Records from a data collection

╔══

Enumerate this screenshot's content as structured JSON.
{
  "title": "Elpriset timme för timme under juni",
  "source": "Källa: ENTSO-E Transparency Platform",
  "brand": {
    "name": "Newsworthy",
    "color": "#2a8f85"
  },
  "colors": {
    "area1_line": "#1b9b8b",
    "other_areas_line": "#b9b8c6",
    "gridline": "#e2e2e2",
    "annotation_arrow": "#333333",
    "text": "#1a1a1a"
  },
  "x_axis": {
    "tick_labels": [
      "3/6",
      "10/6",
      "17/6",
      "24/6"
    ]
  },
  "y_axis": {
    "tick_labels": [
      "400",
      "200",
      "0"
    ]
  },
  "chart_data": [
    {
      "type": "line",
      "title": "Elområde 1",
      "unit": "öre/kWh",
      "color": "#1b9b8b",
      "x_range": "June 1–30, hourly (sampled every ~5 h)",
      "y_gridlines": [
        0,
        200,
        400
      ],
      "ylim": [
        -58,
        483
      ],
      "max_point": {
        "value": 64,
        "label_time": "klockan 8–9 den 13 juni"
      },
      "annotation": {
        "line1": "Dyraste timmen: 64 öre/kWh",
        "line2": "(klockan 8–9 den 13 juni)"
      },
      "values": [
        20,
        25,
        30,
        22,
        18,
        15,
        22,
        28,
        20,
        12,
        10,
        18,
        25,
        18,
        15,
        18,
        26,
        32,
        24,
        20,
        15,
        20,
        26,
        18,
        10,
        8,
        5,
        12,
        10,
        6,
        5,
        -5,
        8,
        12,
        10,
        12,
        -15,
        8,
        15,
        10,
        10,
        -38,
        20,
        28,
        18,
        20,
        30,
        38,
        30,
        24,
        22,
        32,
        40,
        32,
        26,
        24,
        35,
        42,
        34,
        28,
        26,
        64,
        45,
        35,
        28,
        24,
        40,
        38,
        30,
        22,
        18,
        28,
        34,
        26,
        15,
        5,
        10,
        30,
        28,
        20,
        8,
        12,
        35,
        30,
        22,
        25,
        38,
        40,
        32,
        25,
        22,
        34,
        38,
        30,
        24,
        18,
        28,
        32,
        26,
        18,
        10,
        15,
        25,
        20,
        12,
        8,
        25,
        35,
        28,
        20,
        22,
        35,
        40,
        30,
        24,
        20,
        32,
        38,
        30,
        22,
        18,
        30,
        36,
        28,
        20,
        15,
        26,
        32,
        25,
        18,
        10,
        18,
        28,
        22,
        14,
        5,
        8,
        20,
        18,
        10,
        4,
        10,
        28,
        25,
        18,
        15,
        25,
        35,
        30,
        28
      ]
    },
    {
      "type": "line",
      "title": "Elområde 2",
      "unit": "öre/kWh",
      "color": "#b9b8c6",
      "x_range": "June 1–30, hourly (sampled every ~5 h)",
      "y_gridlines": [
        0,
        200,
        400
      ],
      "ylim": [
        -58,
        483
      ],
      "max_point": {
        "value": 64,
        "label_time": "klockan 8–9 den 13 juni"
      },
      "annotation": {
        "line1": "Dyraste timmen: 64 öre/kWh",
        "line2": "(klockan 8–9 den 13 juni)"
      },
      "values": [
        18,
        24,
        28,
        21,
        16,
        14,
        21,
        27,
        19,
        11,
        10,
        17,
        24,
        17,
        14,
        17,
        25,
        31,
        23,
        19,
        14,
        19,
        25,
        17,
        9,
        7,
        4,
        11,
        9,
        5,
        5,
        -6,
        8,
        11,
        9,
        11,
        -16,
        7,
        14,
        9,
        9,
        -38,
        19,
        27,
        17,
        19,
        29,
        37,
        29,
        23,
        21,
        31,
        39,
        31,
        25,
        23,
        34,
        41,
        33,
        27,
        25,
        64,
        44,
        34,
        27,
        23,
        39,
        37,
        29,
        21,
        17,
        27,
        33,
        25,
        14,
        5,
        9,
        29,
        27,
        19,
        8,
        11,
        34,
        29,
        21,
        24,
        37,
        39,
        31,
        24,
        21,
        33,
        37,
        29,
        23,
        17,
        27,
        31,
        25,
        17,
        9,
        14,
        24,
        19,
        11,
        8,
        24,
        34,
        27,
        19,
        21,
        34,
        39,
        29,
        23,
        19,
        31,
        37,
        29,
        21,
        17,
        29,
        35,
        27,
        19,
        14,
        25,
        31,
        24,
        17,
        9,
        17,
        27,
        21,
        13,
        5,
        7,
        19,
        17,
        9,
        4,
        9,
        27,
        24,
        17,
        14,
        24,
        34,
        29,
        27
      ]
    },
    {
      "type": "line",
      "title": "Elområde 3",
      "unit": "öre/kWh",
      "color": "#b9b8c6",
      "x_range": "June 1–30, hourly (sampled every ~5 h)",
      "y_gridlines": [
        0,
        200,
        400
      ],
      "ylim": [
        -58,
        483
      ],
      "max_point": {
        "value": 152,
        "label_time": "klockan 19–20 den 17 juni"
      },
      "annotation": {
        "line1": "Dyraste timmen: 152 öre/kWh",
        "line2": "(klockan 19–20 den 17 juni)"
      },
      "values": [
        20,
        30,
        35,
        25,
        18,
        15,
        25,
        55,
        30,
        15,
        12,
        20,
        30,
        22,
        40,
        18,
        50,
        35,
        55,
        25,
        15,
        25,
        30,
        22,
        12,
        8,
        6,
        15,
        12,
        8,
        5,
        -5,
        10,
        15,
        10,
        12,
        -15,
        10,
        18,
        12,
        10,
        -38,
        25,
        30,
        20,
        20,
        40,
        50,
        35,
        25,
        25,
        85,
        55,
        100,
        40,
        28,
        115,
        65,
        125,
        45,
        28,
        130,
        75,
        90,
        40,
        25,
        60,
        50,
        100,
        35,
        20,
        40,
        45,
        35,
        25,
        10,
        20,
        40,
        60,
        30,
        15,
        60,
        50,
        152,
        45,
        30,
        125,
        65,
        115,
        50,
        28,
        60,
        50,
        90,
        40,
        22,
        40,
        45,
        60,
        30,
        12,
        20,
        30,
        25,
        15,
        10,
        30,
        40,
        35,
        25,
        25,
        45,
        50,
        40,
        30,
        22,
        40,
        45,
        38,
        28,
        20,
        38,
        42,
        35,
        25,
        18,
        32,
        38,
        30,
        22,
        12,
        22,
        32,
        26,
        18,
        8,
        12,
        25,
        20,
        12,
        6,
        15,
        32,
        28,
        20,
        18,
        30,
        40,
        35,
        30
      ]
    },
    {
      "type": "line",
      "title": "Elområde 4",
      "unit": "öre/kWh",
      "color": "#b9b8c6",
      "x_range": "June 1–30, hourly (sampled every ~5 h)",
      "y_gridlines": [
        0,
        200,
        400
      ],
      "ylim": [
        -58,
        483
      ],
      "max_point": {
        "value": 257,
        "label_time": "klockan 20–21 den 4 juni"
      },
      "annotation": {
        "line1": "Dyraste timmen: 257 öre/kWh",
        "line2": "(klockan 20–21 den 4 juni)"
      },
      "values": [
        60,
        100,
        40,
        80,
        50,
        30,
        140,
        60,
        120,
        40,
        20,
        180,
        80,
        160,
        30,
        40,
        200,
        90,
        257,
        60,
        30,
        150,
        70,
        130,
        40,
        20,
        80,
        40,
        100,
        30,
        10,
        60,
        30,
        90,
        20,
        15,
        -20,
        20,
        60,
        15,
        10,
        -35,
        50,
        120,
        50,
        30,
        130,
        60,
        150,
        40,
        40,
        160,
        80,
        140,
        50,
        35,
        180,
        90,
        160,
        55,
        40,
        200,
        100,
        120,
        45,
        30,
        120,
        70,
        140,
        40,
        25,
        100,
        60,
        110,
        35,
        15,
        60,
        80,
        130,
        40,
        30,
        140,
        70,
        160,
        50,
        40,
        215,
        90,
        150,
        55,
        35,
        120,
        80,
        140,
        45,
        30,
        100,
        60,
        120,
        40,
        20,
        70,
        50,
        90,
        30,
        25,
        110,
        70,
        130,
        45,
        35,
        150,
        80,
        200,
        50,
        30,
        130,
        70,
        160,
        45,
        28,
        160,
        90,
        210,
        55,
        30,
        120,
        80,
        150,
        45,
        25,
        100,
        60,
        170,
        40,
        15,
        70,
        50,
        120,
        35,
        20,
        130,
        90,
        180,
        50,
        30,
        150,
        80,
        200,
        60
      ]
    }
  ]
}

╚══

DIRECTION
Find the lines above that include the string "juni" and copy them.

EXERCISE OUTPUT
  "title": "Elpriset timme för timme under juni",
        "label_time": "klockan 8–9 den 13 juni"
        "line2": "(klockan 8–9 den 13 juni)"
        "label_time": "klockan 8–9 den 13 juni"
        "line2": "(klockan 8–9 den 13 juni)"
        "label_time": "klockan 19–20 den 17 juni"
        "line2": "(klockan 19–20 den 17 juni)"
        "label_time": "klockan 20–21 den 4 juni"
        "line2": "(klockan 20–21 den 4 juni)"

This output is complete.